- **Problem description**:
Reproduce every record below exactly as written, leaving out any pictures.

- **Entries shown**:
• • • • • • •

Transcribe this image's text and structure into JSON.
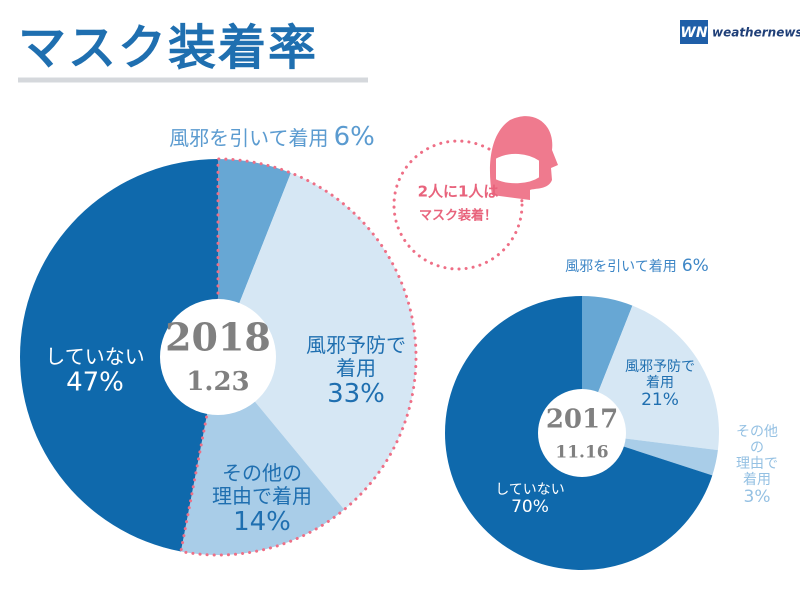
{
  "title": "マスク装着率",
  "logo": {
    "mark": "WN",
    "name": "weathernews"
  },
  "callout": [
    "2人に1人は",
    "マスク装着！"
  ],
  "chart_data": [
    {
      "type": "pie",
      "year": "2018",
      "date": "1.23",
      "categories": [
        "風邪を引いて着用",
        "風邪予防で\n着用",
        "その他の\n理由で着用",
        "していない"
      ],
      "values": [
        6,
        33,
        14,
        47
      ],
      "value_labels": [
        "6%",
        "33%",
        "14%",
        "47%"
      ],
      "colors": [
        "#67a7d4",
        "#d6e7f4",
        "#a9cde8",
        "#0f69ac"
      ]
    },
    {
      "type": "pie",
      "year": "2017",
      "date": "11.16",
      "categories": [
        "風邪を引いて着用",
        "風邪予防で\n着用",
        "その他の\n理由で着用",
        "していない"
      ],
      "values": [
        6,
        21,
        3,
        70
      ],
      "value_labels": [
        "6%",
        "21%",
        "3%",
        "70%"
      ],
      "colors": [
        "#67a7d4",
        "#d6e7f4",
        "#a9cde8",
        "#0f69ac"
      ]
    }
  ]
}
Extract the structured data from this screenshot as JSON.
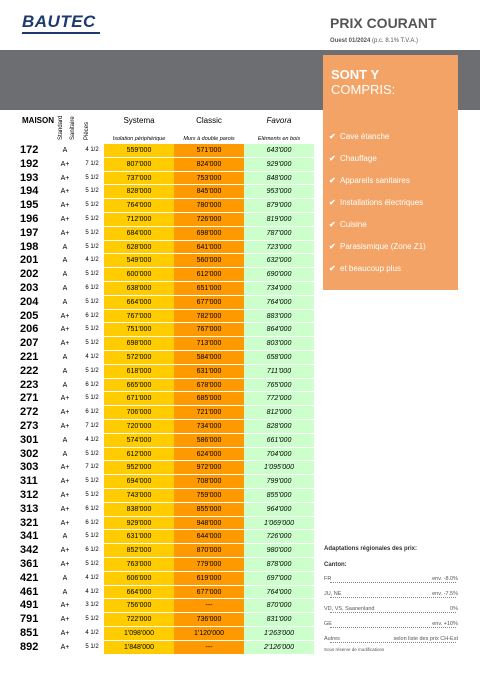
{
  "header": {
    "logo": "BAUTEC",
    "title": "PRIX COURANT",
    "edition": "Ouest 01/2024",
    "vat_note": "(p.c. 8.1% T.V.A.)"
  },
  "table": {
    "columns": {
      "house": "MAISON",
      "standard": "Standard",
      "sanitary": "Sanitaire",
      "rooms": "Pièces",
      "systema": "Systema",
      "classic": "Classic",
      "favora": "Favora"
    },
    "subtitles": {
      "systema": "Isolation périphérique",
      "classic": "Murs à double parois",
      "favora": "Eléments en bois"
    },
    "rows": [
      [
        "172",
        "A",
        "4 1/2",
        "559'000",
        "571'000",
        "643'000"
      ],
      [
        "192",
        "A+",
        "7 1/2",
        "807'000",
        "824'000",
        "929'000"
      ],
      [
        "193",
        "A+",
        "5 1/2",
        "737'000",
        "753'000",
        "848'000"
      ],
      [
        "194",
        "A+",
        "5 1/2",
        "828'000",
        "845'000",
        "953'000"
      ],
      [
        "195",
        "A+",
        "5 1/2",
        "764'000",
        "780'000",
        "879'000"
      ],
      [
        "196",
        "A+",
        "5 1/2",
        "712'000",
        "726'000",
        "819'000"
      ],
      [
        "197",
        "A+",
        "5 1/2",
        "684'000",
        "698'000",
        "787'000"
      ],
      [
        "198",
        "A",
        "5 1/2",
        "628'000",
        "641'000",
        "723'000"
      ],
      [
        "201",
        "A",
        "4 1/2",
        "549'000",
        "560'000",
        "632'000"
      ],
      [
        "202",
        "A",
        "5 1/2",
        "600'000",
        "612'000",
        "690'000"
      ],
      [
        "203",
        "A",
        "6 1/2",
        "638'000",
        "651'000",
        "734'000"
      ],
      [
        "204",
        "A",
        "5 1/2",
        "664'000",
        "677'000",
        "764'000"
      ],
      [
        "205",
        "A+",
        "6 1/2",
        "767'000",
        "782'000",
        "883'000"
      ],
      [
        "206",
        "A+",
        "5 1/2",
        "751'000",
        "767'000",
        "864'000"
      ],
      [
        "207",
        "A+",
        "5 1/2",
        "698'000",
        "713'000",
        "803'000"
      ],
      [
        "221",
        "A",
        "4 1/2",
        "572'000",
        "584'000",
        "658'000"
      ],
      [
        "222",
        "A",
        "5 1/2",
        "618'000",
        "631'000",
        "711'000"
      ],
      [
        "223",
        "A",
        "6 1/2",
        "665'000",
        "678'000",
        "765'000"
      ],
      [
        "271",
        "A+",
        "5 1/2",
        "671'000",
        "685'000",
        "772'000"
      ],
      [
        "272",
        "A+",
        "6 1/2",
        "706'000",
        "721'000",
        "812'000"
      ],
      [
        "273",
        "A+",
        "7 1/2",
        "720'000",
        "734'000",
        "828'000"
      ],
      [
        "301",
        "A",
        "4 1/2",
        "574'000",
        "586'000",
        "661'000"
      ],
      [
        "302",
        "A",
        "5 1/2",
        "612'000",
        "624'000",
        "704'000"
      ],
      [
        "303",
        "A+",
        "7 1/2",
        "952'000",
        "972'000",
        "1'095'000"
      ],
      [
        "311",
        "A+",
        "5 1/2",
        "694'000",
        "708'000",
        "799'000"
      ],
      [
        "312",
        "A+",
        "5 1/2",
        "743'000",
        "759'000",
        "855'000"
      ],
      [
        "313",
        "A+",
        "6 1/2",
        "838'000",
        "855'000",
        "964'000"
      ],
      [
        "321",
        "A+",
        "6 1/2",
        "929'000",
        "948'000",
        "1'069'000"
      ],
      [
        "341",
        "A",
        "5 1/2",
        "631'000",
        "644'000",
        "726'000"
      ],
      [
        "342",
        "A+",
        "6 1/2",
        "852'000",
        "870'000",
        "980'000"
      ],
      [
        "361",
        "A+",
        "5 1/2",
        "763'000",
        "779'000",
        "878'000"
      ],
      [
        "421",
        "A",
        "4 1/2",
        "606'000",
        "619'000",
        "697'000"
      ],
      [
        "461",
        "A",
        "4 1/2",
        "664'000",
        "677'000",
        "764'000"
      ],
      [
        "491",
        "A+",
        "3 1/2",
        "756'000",
        "---",
        "870'000"
      ],
      [
        "791",
        "A+",
        "5 1/2",
        "722'000",
        "736'000",
        "831'000"
      ],
      [
        "851",
        "A+",
        "4 1/2",
        "1'098'000",
        "1'120'000",
        "1'263'000"
      ],
      [
        "892",
        "A+",
        "5 1/2",
        "1'848'000",
        "---",
        "2'126'000"
      ]
    ]
  },
  "included": {
    "title_line1": "SONT Y",
    "title_line2": "COMPRIS:",
    "items": [
      "Cave étanche",
      "Chauffage",
      "Appareils sanitaires",
      "Installations électriques",
      "Cuisine",
      "Parasismique (Zone Z1)",
      "et beaucoup plus"
    ]
  },
  "adaptations": {
    "title": "Adaptations régionales des prix:",
    "canton_label": "Canton:",
    "lines": [
      [
        "FR",
        "env. -8.0%"
      ],
      [
        "JU, NE",
        "env. -7.5%"
      ],
      [
        "VD, VS, Saanenland",
        "0%"
      ],
      [
        "GE",
        "env. +10%"
      ],
      [
        "Autres",
        "selon liste des prix CH-Est"
      ]
    ],
    "note": "Sous réserve de modifications"
  }
}
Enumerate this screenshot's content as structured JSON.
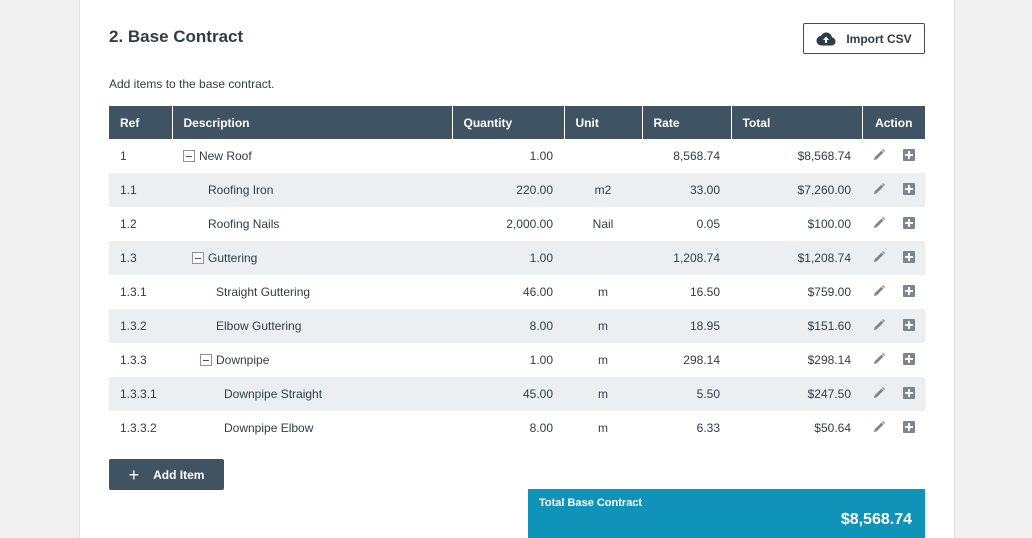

• • • • • • •

- **Complete response**:
Transcribe this image's text and structure into JSON.
{
  "title": "マスク装着率",
  "logo": {
    "mark": "WN",
    "name": "weathernews"
  },
  "callout": [
    "2人に1人は",
    "マスク装着！"
  ],
  "chart_data": [
    {
      "type": "pie",
      "year": "2018",
      "date": "1.23",
      "categories": [
        "風邪を引いて着用",
        "風邪予防で\n着用",
        "その他の\n理由で着用",
        "していない"
      ],
      "values": [
        6,
        33,
        14,
        47
      ],
      "value_labels": [
        "6%",
        "33%",
        "14%",
        "47%"
      ],
      "colors": [
        "#67a7d4",
        "#d6e7f4",
        "#a9cde8",
        "#0f69ac"
      ]
    },
    {
      "type": "pie",
      "year": "2017",
      "date": "11.16",
      "categories": [
        "風邪を引いて着用",
        "風邪予防で\n着用",
        "その他の\n理由で着用",
        "していない"
      ],
      "values": [
        6,
        21,
        3,
        70
      ],
      "value_labels": [
        "6%",
        "21%",
        "3%",
        "70%"
      ],
      "colors": [
        "#67a7d4",
        "#d6e7f4",
        "#a9cde8",
        "#0f69ac"
      ]
    }
  ]
}
Extract the structured data from this screenshot as JSON.
{
  "header": {
    "logo": "BAUTEC",
    "title": "PRIX COURANT",
    "edition": "Ouest 01/2024",
    "vat_note": "(p.c. 8.1% T.V.A.)"
  },
  "table": {
    "columns": {
      "house": "MAISON",
      "standard": "Standard",
      "sanitary": "Sanitaire",
      "rooms": "Pièces",
      "systema": "Systema",
      "classic": "Classic",
      "favora": "Favora"
    },
    "subtitles": {
      "systema": "Isolation périphérique",
      "classic": "Murs à double parois",
      "favora": "Eléments en bois"
    },
    "rows": [
      [
        "172",
        "A",
        "4 1/2",
        "559'000",
        "571'000",
        "643'000"
      ],
      [
        "192",
        "A+",
        "7 1/2",
        "807'000",
        "824'000",
        "929'000"
      ],
      [
        "193",
        "A+",
        "5 1/2",
        "737'000",
        "753'000",
        "848'000"
      ],
      [
        "194",
        "A+",
        "5 1/2",
        "828'000",
        "845'000",
        "953'000"
      ],
      [
        "195",
        "A+",
        "5 1/2",
        "764'000",
        "780'000",
        "879'000"
      ],
      [
        "196",
        "A+",
        "5 1/2",
        "712'000",
        "726'000",
        "819'000"
      ],
      [
        "197",
        "A+",
        "5 1/2",
        "684'000",
        "698'000",
        "787'000"
      ],
      [
        "198",
        "A",
        "5 1/2",
        "628'000",
        "641'000",
        "723'000"
      ],
      [
        "201",
        "A",
        "4 1/2",
        "549'000",
        "560'000",
        "632'000"
      ],
      [
        "202",
        "A",
        "5 1/2",
        "600'000",
        "612'000",
        "690'000"
      ],
      [
        "203",
        "A",
        "6 1/2",
        "638'000",
        "651'000",
        "734'000"
      ],
      [
        "204",
        "A",
        "5 1/2",
        "664'000",
        "677'000",
        "764'000"
      ],
      [
        "205",
        "A+",
        "6 1/2",
        "767'000",
        "782'000",
        "883'000"
      ],
      [
        "206",
        "A+",
        "5 1/2",
        "751'000",
        "767'000",
        "864'000"
      ],
      [
        "207",
        "A+",
        "5 1/2",
        "698'000",
        "713'000",
        "803'000"
      ],
      [
        "221",
        "A",
        "4 1/2",
        "572'000",
        "584'000",
        "658'000"
      ],
      [
        "222",
        "A",
        "5 1/2",
        "618'000",
        "631'000",
        "711'000"
      ],
      [
        "223",
        "A",
        "6 1/2",
        "665'000",
        "678'000",
        "765'000"
      ],
      [
        "271",
        "A+",
        "5 1/2",
        "671'000",
        "685'000",
        "772'000"
      ],
      [
        "272",
        "A+",
        "6 1/2",
        "706'000",
        "721'000",
        "812'000"
      ],
      [
        "273",
        "A+",
        "7 1/2",
        "720'000",
        "734'000",
        "828'000"
      ],
      [
        "301",
        "A",
        "4 1/2",
        "574'000",
        "586'000",
        "661'000"
      ],
      [
        "302",
        "A",
        "5 1/2",
        "612'000",
        "624'000",
        "704'000"
      ],
      [
        "303",
        "A+",
        "7 1/2",
        "952'000",
        "972'000",
        "1'095'000"
      ],
      [
        "311",
        "A+",
        "5 1/2",
        "694'000",
        "708'000",
        "799'000"
      ],
      [
        "312",
        "A+",
        "5 1/2",
        "743'000",
        "759'000",
        "855'000"
      ],
      [
        "313",
        "A+",
        "6 1/2",
        "838'000",
        "855'000",
        "964'000"
      ],
      [
        "321",
        "A+",
        "6 1/2",
        "929'000",
        "948'000",
        "1'069'000"
      ],
      [
        "341",
        "A",
        "5 1/2",
        "631'000",
        "644'000",
        "726'000"
      ],
      [
        "342",
        "A+",
        "6 1/2",
        "852'000",
        "870'000",
        "980'000"
      ],
      [
        "361",
        "A+",
        "5 1/2",
        "763'000",
        "779'000",
        "878'000"
      ],
      [
        "421",
        "A",
        "4 1/2",
        "606'000",
        "619'000",
        "697'000"
      ],
      [
        "461",
        "A",
        "4 1/2",
        "664'000",
        "677'000",
        "764'000"
      ],
      [
        "491",
        "A+",
        "3 1/2",
        "756'000",
        "---",
        "870'000"
      ],
      [
        "791",
        "A+",
        "5 1/2",
        "722'000",
        "736'000",
        "831'000"
      ],
      [
        "851",
        "A+",
        "4 1/2",
        "1'098'000",
        "1'120'000",
        "1'263'000"
      ],
      [
        "892",
        "A+",
        "5 1/2",
        "1'848'000",
        "---",
        "2'126'000"
      ]
    ]
  },
  "included": {
    "title_line1": "SONT Y",
    "title_line2": "COMPRIS:",
    "items": [
      "Cave étanche",
      "Chauffage",
      "Appareils sanitaires",
      "Installations électriques",
      "Cuisine",
      "Parasismique (Zone Z1)",
      "et beaucoup plus"
    ]
  },
  "adaptations": {
    "title": "Adaptations régionales des prix:",
    "canton_label": "Canton:",
    "lines": [
      [
        "FR",
        "env. -8.0%"
      ],
      [
        "JU, NE",
        "env. -7.5%"
      ],
      [
        "VD, VS, Saanenland",
        "0%"
      ],
      [
        "GE",
        "env. +10%"
      ],
      [
        "Autres",
        "selon liste des prix CH-Est"
      ]
    ],
    "note": "Sous réserve de modifications"
  }
}
Enumerate this screenshot's content as structured JSON.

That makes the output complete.